[Excerpt from a dataset]
◇ ◇ ◇ ◇
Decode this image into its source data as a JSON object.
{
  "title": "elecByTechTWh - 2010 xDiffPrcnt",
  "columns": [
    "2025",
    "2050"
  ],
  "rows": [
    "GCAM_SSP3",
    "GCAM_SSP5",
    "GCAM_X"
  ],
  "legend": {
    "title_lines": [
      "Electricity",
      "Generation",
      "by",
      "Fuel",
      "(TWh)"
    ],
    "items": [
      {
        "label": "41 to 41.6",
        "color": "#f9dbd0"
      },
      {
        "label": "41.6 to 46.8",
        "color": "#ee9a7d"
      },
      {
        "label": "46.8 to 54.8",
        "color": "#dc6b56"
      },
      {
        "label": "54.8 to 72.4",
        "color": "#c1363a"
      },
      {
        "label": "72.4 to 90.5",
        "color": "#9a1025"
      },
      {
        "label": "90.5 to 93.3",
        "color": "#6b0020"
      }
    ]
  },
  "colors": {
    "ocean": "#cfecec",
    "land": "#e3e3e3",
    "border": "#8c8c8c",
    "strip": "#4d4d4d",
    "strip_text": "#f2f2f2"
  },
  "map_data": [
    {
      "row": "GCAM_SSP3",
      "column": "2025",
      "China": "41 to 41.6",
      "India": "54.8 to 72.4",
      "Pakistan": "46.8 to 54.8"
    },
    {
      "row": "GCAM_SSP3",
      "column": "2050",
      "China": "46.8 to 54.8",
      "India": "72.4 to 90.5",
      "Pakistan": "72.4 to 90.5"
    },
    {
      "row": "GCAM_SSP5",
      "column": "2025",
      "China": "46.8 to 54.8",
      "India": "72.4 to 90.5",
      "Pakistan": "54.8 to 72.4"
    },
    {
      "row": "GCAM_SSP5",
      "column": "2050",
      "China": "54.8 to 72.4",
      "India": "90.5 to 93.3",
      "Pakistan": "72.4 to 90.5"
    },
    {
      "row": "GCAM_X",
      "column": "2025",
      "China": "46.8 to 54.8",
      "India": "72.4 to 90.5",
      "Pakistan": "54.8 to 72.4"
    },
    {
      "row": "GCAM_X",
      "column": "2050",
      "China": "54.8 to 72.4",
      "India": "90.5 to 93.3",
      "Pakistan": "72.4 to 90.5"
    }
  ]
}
◇ ◇ ◇ ◇
Reproduce the listing above verbatim, from first line to last.

■ Task result
Decode this image into its source data as a JSON object.
{
  "title": "elecByTechTWh - 2010 xDiffPrcnt",
  "columns": [
    "2025",
    "2050"
  ],
  "rows": [
    "GCAM_SSP3",
    "GCAM_SSP5",
    "GCAM_X"
  ],
  "legend": {
    "title_lines": [
      "Electricity",
      "Generation",
      "by",
      "Fuel",
      "(TWh)"
    ],
    "items": [
      {
        "label": "41 to 41.6",
        "color": "#f9dbd0"
      },
      {
        "label": "41.6 to 46.8",
        "color": "#ee9a7d"
      },
      {
        "label": "46.8 to 54.8",
        "color": "#dc6b56"
      },
      {
        "label": "54.8 to 72.4",
        "color": "#c1363a"
      },
      {
        "label": "72.4 to 90.5",
        "color": "#9a1025"
      },
      {
        "label": "90.5 to 93.3",
        "color": "#6b0020"
      }
    ]
  },
  "colors": {
    "ocean": "#cfecec",
    "land": "#e3e3e3",
    "border": "#8c8c8c",
    "strip": "#4d4d4d",
    "strip_text": "#f2f2f2"
  },
  "map_data": [
    {
      "row": "GCAM_SSP3",
      "column": "2025",
      "China": "41 to 41.6",
      "India": "54.8 to 72.4",
      "Pakistan": "46.8 to 54.8"
    },
    {
      "row": "GCAM_SSP3",
      "column": "2050",
      "China": "46.8 to 54.8",
      "India": "72.4 to 90.5",
      "Pakistan": "72.4 to 90.5"
    },
    {
      "row": "GCAM_SSP5",
      "column": "2025",
      "China": "46.8 to 54.8",
      "India": "72.4 to 90.5",
      "Pakistan": "54.8 to 72.4"
    },
    {
      "row": "GCAM_SSP5",
      "column": "2050",
      "China": "54.8 to 72.4",
      "India": "90.5 to 93.3",
      "Pakistan": "72.4 to 90.5"
    },
    {
      "row": "GCAM_X",
      "column": "2025",
      "China": "46.8 to 54.8",
      "India": "72.4 to 90.5",
      "Pakistan": "54.8 to 72.4"
    },
    {
      "row": "GCAM_X",
      "column": "2050",
      "China": "54.8 to 72.4",
      "India": "90.5 to 93.3",
      "Pakistan": "72.4 to 90.5"
    }
  ]
}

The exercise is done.